DIRECTION
Give back the full material, exactly as it reads.

■ ■ ■

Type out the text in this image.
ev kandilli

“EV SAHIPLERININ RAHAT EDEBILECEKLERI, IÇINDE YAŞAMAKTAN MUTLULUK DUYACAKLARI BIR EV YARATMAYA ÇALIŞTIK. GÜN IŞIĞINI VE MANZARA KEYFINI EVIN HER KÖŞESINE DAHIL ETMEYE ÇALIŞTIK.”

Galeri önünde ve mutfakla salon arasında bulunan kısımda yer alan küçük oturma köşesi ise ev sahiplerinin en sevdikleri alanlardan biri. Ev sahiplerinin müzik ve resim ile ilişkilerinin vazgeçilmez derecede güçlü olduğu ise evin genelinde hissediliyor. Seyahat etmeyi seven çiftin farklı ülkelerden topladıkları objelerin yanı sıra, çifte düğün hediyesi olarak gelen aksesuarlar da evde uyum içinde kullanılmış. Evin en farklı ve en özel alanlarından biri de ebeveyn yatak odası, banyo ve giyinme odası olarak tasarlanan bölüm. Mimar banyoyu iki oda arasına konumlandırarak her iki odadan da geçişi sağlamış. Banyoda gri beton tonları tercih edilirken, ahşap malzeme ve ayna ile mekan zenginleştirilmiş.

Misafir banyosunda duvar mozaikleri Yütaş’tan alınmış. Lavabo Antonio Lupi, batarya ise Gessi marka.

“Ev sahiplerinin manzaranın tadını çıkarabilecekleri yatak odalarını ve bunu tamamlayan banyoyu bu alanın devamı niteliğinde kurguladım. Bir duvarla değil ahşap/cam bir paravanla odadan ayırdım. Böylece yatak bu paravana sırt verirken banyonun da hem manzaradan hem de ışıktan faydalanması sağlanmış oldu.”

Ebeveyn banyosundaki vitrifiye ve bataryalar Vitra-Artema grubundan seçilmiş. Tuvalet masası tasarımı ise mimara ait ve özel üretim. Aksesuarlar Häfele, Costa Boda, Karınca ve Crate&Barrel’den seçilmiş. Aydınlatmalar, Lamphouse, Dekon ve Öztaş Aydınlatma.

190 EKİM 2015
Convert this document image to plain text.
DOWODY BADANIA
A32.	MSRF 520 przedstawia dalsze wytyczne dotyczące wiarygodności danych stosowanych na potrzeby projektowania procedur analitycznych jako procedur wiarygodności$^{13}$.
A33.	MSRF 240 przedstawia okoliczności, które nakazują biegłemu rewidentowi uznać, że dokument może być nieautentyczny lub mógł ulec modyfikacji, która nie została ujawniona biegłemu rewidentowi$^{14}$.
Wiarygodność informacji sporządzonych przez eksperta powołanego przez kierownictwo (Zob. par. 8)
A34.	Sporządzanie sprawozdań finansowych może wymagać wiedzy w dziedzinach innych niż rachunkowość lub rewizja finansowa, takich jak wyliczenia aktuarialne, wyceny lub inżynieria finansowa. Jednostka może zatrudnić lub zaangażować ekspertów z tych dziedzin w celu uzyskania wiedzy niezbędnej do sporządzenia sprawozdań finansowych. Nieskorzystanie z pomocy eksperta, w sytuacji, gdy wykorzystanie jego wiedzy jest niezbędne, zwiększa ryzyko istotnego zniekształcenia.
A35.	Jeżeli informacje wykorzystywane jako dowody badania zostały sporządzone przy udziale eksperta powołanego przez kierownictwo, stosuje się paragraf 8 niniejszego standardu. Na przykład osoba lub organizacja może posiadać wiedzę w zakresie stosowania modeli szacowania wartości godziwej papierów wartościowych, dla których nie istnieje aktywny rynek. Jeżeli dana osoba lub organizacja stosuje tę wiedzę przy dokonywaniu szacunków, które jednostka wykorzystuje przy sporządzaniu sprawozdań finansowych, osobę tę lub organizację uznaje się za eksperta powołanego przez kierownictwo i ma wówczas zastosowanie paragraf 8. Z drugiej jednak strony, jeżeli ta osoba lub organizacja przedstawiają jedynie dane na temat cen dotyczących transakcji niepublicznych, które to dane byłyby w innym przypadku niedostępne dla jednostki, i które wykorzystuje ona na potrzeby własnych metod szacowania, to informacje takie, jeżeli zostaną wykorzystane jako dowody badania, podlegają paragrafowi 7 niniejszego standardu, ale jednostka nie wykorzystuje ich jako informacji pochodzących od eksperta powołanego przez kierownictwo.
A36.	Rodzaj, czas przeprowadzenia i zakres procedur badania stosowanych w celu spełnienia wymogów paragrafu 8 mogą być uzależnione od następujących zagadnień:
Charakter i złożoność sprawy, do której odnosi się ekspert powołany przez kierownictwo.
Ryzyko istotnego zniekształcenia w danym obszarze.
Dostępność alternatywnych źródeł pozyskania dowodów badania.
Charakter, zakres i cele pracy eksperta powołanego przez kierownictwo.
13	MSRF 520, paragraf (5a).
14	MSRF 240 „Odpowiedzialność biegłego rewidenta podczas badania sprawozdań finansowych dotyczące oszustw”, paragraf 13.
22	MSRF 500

■ ■ ■

WRITTEN ANSWER
Type out the text in this image.
ev kandilli

“EV SAHIPLERININ RAHAT EDEBILECEKLERI, IÇINDE YAŞAMAKTAN MUTLULUK DUYACAKLARI BIR EV YARATMAYA ÇALIŞTIK. GÜN IŞIĞINI VE MANZARA KEYFINI EVIN HER KÖŞESINE DAHIL ETMEYE ÇALIŞTIK.”

Galeri önünde ve mutfakla salon arasında bulunan kısımda yer alan küçük oturma köşesi ise ev sahiplerinin en sevdikleri alanlardan biri. Ev sahiplerinin müzik ve resim ile ilişkilerinin vazgeçilmez derecede güçlü olduğu ise evin genelinde hissediliyor. Seyahat etmeyi seven çiftin farklı ülkelerden topladıkları objelerin yanı sıra, çifte düğün hediyesi olarak gelen aksesuarlar da evde uyum içinde kullanılmış. Evin en farklı ve en özel alanlarından biri de ebeveyn yatak odası, banyo ve giyinme odası olarak tasarlanan bölüm. Mimar banyoyu iki oda arasına konumlandırarak her iki odadan da geçişi sağlamış. Banyoda gri beton tonları tercih edilirken, ahşap malzeme ve ayna ile mekan zenginleştirilmiş.

Misafir banyosunda duvar mozaikleri Yütaş’tan alınmış. Lavabo Antonio Lupi, batarya ise Gessi marka.

“Ev sahiplerinin manzaranın tadını çıkarabilecekleri yatak odalarını ve bunu tamamlayan banyoyu bu alanın devamı niteliğinde kurguladım. Bir duvarla değil ahşap/cam bir paravanla odadan ayırdım. Böylece yatak bu paravana sırt verirken banyonun da hem manzaradan hem de ışıktan faydalanması sağlanmış oldu.”

Ebeveyn banyosundaki vitrifiye ve bataryalar Vitra-Artema grubundan seçilmiş. Tuvalet masası tasarımı ise mimara ait ve özel üretim. Aksesuarlar Häfele, Costa Boda, Karınca ve Crate&Barrel’den seçilmiş. Aydınlatmalar, Lamphouse, Dekon ve Öztaş Aydınlatma.

190 EKİM 2015
Convert this document image to plain text.
DOWODY BADANIA
A32.	MSRF 520 przedstawia dalsze wytyczne dotyczące wiarygodności danych stosowanych na potrzeby projektowania procedur analitycznych jako procedur wiarygodności$^{13}$.
A33.	MSRF 240 przedstawia okoliczności, które nakazują biegłemu rewidentowi uznać, że dokument może być nieautentyczny lub mógł ulec modyfikacji, która nie została ujawniona biegłemu rewidentowi$^{14}$.
Wiarygodność informacji sporządzonych przez eksperta powołanego przez kierownictwo (Zob. par. 8)
A34.	Sporządzanie sprawozdań finansowych może wymagać wiedzy w dziedzinach innych niż rachunkowość lub rewizja finansowa, takich jak wyliczenia aktuarialne, wyceny lub inżynieria finansowa. Jednostka może zatrudnić lub zaangażować ekspertów z tych dziedzin w celu uzyskania wiedzy niezbędnej do sporządzenia sprawozdań finansowych. Nieskorzystanie z pomocy eksperta, w sytuacji, gdy wykorzystanie jego wiedzy jest niezbędne, zwiększa ryzyko istotnego zniekształcenia.
A35.	Jeżeli informacje wykorzystywane jako dowody badania zostały sporządzone przy udziale eksperta powołanego przez kierownictwo, stosuje się paragraf 8 niniejszego standardu. Na przykład osoba lub organizacja może posiadać wiedzę w zakresie stosowania modeli szacowania wartości godziwej papierów wartościowych, dla których nie istnieje aktywny rynek. Jeżeli dana osoba lub organizacja stosuje tę wiedzę przy dokonywaniu szacunków, które jednostka wykorzystuje przy sporządzaniu sprawozdań finansowych, osobę tę lub organizację uznaje się za eksperta powołanego przez kierownictwo i ma wówczas zastosowanie paragraf 8. Z drugiej jednak strony, jeżeli ta osoba lub organizacja przedstawiają jedynie dane na temat cen dotyczących transakcji niepublicznych, które to dane byłyby w innym przypadku niedostępne dla jednostki, i które wykorzystuje ona na potrzeby własnych metod szacowania, to informacje takie, jeżeli zostaną wykorzystane jako dowody badania, podlegają paragrafowi 7 niniejszego standardu, ale jednostka nie wykorzystuje ich jako informacji pochodzących od eksperta powołanego przez kierownictwo.
A36.	Rodzaj, czas przeprowadzenia i zakres procedur badania stosowanych w celu spełnienia wymogów paragrafu 8 mogą być uzależnione od następujących zagadnień:
Charakter i złożoność sprawy, do której odnosi się ekspert powołany przez kierownictwo.
Ryzyko istotnego zniekształcenia w danym obszarze.
Dostępność alternatywnych źródeł pozyskania dowodów badania.
Charakter, zakres i cele pracy eksperta powołanego przez kierownictwo.
13	MSRF 520, paragraf (5a).
14	MSRF 240 „Odpowiedzialność biegłego rewidenta podczas badania sprawozdań finansowych dotyczące oszustw”, paragraf 13.
22	MSRF 500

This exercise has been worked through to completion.